:: Description of the task ::
Give back every line of the material below that has the string "Analyst".

:: Listed records ::
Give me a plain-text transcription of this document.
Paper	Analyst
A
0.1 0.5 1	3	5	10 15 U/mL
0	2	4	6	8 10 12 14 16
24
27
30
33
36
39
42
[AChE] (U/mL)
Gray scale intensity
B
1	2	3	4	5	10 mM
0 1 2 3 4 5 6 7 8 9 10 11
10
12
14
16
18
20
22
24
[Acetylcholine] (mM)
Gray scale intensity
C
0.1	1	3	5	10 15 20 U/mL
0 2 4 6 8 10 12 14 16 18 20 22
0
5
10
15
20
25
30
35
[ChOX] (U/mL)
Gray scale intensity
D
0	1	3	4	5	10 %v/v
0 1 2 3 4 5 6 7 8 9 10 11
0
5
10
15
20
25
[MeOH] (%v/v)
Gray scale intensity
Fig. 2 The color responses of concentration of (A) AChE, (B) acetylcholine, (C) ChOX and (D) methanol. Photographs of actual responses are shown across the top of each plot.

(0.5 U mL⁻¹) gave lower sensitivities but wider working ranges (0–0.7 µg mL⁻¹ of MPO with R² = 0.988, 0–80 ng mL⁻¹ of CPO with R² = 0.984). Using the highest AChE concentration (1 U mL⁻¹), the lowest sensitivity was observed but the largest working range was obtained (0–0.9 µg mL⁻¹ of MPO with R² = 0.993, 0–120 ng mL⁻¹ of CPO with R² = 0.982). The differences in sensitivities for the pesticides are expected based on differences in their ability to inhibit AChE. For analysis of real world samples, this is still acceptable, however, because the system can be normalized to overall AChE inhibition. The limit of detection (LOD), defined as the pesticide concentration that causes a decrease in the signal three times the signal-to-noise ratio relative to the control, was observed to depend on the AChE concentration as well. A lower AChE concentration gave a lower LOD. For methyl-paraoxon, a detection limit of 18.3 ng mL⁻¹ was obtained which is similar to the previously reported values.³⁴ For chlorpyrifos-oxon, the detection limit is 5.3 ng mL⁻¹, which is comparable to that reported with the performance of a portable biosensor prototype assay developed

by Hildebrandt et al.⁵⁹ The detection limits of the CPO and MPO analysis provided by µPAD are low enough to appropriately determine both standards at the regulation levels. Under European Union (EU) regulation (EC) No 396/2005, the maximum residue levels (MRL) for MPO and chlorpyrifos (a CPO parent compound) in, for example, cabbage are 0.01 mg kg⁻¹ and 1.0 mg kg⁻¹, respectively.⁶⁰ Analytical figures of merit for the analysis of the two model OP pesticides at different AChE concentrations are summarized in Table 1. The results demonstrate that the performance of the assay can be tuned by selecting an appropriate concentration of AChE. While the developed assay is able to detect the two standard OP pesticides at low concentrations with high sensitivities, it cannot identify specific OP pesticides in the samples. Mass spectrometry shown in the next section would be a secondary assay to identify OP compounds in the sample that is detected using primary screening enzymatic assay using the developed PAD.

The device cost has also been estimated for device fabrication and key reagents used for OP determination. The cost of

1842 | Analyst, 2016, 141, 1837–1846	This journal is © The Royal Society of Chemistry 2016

:: Answer to this exercise ::
Paper	Analyst
1842 | Analyst, 2016, 141, 1837–1846	This journal is © The Royal Society of Chemistry 2016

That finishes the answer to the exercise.